**Exercise instructions**
Count the lines in the rows below that contain the string "white", matching case exactly, and give only the number.

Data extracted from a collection
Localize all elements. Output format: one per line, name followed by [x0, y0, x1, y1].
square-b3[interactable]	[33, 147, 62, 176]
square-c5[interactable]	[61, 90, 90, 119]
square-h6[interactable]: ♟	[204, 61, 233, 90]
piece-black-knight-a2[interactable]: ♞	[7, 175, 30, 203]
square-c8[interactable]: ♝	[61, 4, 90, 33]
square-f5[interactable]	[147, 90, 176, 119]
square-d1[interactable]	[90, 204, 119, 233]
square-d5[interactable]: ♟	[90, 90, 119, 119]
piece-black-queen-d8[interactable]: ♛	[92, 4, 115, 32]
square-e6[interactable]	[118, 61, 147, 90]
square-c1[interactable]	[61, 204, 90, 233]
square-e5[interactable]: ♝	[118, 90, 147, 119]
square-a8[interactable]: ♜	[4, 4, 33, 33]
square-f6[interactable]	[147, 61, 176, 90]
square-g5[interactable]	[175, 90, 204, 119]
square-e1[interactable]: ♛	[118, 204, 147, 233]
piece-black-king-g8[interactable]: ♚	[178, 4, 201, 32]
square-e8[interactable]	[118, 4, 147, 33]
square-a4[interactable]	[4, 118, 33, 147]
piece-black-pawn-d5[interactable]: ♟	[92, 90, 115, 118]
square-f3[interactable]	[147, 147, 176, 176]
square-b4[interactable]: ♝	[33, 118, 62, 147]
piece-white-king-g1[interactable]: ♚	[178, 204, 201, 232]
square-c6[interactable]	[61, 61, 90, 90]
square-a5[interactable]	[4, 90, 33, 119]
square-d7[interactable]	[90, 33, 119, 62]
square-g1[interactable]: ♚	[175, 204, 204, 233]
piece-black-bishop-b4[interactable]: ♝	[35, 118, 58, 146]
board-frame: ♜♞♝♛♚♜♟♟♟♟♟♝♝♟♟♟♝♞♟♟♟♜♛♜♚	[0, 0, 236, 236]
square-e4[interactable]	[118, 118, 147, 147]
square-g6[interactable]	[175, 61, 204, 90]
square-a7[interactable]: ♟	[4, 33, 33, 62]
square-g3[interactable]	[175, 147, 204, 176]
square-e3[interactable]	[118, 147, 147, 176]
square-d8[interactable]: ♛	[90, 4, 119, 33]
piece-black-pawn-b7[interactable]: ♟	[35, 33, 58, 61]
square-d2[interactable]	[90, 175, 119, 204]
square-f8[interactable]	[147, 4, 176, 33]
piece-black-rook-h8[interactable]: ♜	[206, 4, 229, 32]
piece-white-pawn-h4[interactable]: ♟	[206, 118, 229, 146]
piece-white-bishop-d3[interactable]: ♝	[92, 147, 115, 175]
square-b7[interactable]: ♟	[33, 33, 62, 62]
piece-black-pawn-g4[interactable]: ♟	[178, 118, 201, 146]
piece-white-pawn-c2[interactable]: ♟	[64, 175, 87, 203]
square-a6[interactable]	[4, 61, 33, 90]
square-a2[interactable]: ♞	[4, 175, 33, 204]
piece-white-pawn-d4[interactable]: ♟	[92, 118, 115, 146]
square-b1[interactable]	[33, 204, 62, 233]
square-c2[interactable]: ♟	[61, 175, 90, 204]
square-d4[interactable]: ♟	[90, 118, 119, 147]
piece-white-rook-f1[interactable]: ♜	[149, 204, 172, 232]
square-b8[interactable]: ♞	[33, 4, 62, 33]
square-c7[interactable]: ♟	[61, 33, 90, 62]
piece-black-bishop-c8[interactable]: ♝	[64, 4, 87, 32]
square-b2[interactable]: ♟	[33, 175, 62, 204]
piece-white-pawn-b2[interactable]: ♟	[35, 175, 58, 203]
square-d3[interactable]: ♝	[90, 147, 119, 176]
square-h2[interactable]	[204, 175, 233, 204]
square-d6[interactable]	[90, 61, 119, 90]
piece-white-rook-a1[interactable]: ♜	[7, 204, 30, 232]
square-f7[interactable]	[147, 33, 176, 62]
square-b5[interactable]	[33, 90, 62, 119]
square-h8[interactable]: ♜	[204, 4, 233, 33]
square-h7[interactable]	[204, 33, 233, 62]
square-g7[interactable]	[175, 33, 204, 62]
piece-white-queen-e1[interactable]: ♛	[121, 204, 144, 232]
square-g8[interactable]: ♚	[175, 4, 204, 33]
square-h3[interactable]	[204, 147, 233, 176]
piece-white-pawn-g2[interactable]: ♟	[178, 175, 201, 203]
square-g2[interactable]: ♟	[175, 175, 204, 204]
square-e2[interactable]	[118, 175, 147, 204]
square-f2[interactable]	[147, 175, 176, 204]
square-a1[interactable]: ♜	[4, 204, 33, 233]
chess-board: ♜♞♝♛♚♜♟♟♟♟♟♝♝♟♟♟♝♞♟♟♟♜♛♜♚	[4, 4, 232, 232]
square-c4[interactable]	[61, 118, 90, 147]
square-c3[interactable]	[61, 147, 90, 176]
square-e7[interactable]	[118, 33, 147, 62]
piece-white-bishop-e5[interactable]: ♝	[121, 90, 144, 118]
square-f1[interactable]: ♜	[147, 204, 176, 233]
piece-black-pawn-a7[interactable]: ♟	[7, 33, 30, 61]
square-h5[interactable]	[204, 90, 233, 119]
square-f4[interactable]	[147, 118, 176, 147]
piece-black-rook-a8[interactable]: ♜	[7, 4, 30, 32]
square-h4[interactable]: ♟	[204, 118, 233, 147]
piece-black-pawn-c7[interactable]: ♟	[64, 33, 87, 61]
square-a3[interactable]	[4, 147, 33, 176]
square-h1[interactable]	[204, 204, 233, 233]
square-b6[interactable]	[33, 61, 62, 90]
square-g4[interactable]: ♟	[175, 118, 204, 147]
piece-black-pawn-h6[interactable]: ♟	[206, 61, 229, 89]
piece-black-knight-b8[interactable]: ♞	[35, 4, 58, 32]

**The answer**
11